--- PROVIDED RECORDS ---
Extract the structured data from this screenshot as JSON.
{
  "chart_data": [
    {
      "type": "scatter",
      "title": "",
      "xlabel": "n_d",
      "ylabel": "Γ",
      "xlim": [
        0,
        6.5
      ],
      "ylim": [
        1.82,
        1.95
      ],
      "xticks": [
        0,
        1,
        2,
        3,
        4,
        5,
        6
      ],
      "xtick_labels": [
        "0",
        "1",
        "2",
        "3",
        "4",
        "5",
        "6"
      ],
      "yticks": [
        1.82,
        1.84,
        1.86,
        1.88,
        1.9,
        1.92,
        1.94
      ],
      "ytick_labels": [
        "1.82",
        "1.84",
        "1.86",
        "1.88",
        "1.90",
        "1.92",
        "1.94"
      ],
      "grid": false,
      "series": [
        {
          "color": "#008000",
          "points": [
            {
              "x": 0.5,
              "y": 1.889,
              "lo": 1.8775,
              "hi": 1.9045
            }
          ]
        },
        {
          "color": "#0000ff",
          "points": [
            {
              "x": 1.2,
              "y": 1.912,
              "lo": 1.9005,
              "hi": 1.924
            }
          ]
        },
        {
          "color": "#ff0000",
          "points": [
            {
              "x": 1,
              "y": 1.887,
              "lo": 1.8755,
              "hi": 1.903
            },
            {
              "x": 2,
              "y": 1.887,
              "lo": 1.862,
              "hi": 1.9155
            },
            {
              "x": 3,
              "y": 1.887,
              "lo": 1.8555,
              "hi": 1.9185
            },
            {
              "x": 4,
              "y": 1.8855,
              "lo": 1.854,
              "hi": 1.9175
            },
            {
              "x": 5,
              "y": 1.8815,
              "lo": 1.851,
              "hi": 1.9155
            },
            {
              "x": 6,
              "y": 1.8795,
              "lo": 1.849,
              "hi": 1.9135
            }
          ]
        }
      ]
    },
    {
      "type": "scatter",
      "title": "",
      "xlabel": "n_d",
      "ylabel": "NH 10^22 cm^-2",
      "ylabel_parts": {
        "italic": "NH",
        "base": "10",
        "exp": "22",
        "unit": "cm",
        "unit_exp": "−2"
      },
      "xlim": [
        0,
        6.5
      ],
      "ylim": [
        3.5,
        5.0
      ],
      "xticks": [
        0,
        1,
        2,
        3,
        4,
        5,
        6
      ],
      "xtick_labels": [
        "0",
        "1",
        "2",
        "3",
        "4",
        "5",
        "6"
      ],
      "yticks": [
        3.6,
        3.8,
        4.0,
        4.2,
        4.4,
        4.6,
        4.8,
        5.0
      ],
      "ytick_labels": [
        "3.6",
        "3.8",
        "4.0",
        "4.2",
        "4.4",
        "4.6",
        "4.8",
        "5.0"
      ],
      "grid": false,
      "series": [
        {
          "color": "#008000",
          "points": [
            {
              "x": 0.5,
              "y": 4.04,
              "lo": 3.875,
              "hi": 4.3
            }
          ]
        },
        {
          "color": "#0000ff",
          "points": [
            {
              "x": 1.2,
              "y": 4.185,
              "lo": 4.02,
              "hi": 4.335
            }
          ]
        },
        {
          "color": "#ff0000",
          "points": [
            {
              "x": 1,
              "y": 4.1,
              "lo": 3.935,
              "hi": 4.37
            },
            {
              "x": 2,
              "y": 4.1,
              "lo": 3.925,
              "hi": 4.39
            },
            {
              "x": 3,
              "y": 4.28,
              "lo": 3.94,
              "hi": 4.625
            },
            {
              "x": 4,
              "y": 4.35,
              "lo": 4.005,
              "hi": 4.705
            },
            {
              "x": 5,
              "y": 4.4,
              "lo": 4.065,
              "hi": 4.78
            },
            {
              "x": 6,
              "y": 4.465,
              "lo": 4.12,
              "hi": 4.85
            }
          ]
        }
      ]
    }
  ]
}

--- WHAT THE TASK REQUIRES ---
Your task is to repeat every entry exactly.

--- RESPONSE FOR THIS EXERCISE ---
Extract the structured data from this screenshot as JSON.
{
  "chart_data": [
    {
      "type": "scatter",
      "title": "",
      "xlabel": "n_d",
      "ylabel": "Γ",
      "xlim": [
        0,
        6.5
      ],
      "ylim": [
        1.82,
        1.95
      ],
      "xticks": [
        0,
        1,
        2,
        3,
        4,
        5,
        6
      ],
      "xtick_labels": [
        "0",
        "1",
        "2",
        "3",
        "4",
        "5",
        "6"
      ],
      "yticks": [
        1.82,
        1.84,
        1.86,
        1.88,
        1.9,
        1.92,
        1.94
      ],
      "ytick_labels": [
        "1.82",
        "1.84",
        "1.86",
        "1.88",
        "1.90",
        "1.92",
        "1.94"
      ],
      "grid": false,
      "series": [
        {
          "color": "#008000",
          "points": [
            {
              "x": 0.5,
              "y": 1.889,
              "lo": 1.8775,
              "hi": 1.9045
            }
          ]
        },
        {
          "color": "#0000ff",
          "points": [
            {
              "x": 1.2,
              "y": 1.912,
              "lo": 1.9005,
              "hi": 1.924
            }
          ]
        },
        {
          "color": "#ff0000",
          "points": [
            {
              "x": 1,
              "y": 1.887,
              "lo": 1.8755,
              "hi": 1.903
            },
            {
              "x": 2,
              "y": 1.887,
              "lo": 1.862,
              "hi": 1.9155
            },
            {
              "x": 3,
              "y": 1.887,
              "lo": 1.8555,
              "hi": 1.9185
            },
            {
              "x": 4,
              "y": 1.8855,
              "lo": 1.854,
              "hi": 1.9175
            },
            {
              "x": 5,
              "y": 1.8815,
              "lo": 1.851,
              "hi": 1.9155
            },
            {
              "x": 6,
              "y": 1.8795,
              "lo": 1.849,
              "hi": 1.9135
            }
          ]
        }
      ]
    },
    {
      "type": "scatter",
      "title": "",
      "xlabel": "n_d",
      "ylabel": "NH 10^22 cm^-2",
      "ylabel_parts": {
        "italic": "NH",
        "base": "10",
        "exp": "22",
        "unit": "cm",
        "unit_exp": "−2"
      },
      "xlim": [
        0,
        6.5
      ],
      "ylim": [
        3.5,
        5.0
      ],
      "xticks": [
        0,
        1,
        2,
        3,
        4,
        5,
        6
      ],
      "xtick_labels": [
        "0",
        "1",
        "2",
        "3",
        "4",
        "5",
        "6"
      ],
      "yticks": [
        3.6,
        3.8,
        4.0,
        4.2,
        4.4,
        4.6,
        4.8,
        5.0
      ],
      "ytick_labels": [
        "3.6",
        "3.8",
        "4.0",
        "4.2",
        "4.4",
        "4.6",
        "4.8",
        "5.0"
      ],
      "grid": false,
      "series": [
        {
          "color": "#008000",
          "points": [
            {
              "x": 0.5,
              "y": 4.04,
              "lo": 3.875,
              "hi": 4.3
            }
          ]
        },
        {
          "color": "#0000ff",
          "points": [
            {
              "x": 1.2,
              "y": 4.185,
              "lo": 4.02,
              "hi": 4.335
            }
          ]
        },
        {
          "color": "#ff0000",
          "points": [
            {
              "x": 1,
              "y": 4.1,
              "lo": 3.935,
              "hi": 4.37
            },
            {
              "x": 2,
              "y": 4.1,
              "lo": 3.925,
              "hi": 4.39
            },
            {
              "x": 3,
              "y": 4.28,
              "lo": 3.94,
              "hi": 4.625
            },
            {
              "x": 4,
              "y": 4.35,
              "lo": 4.005,
              "hi": 4.705
            },
            {
              "x": 5,
              "y": 4.4,
              "lo": 4.065,
              "hi": 4.78
            },
            {
              "x": 6,
              "y": 4.465,
              "lo": 4.12,
              "hi": 4.85
            }
          ]
        }
      ]
    }
  ]
}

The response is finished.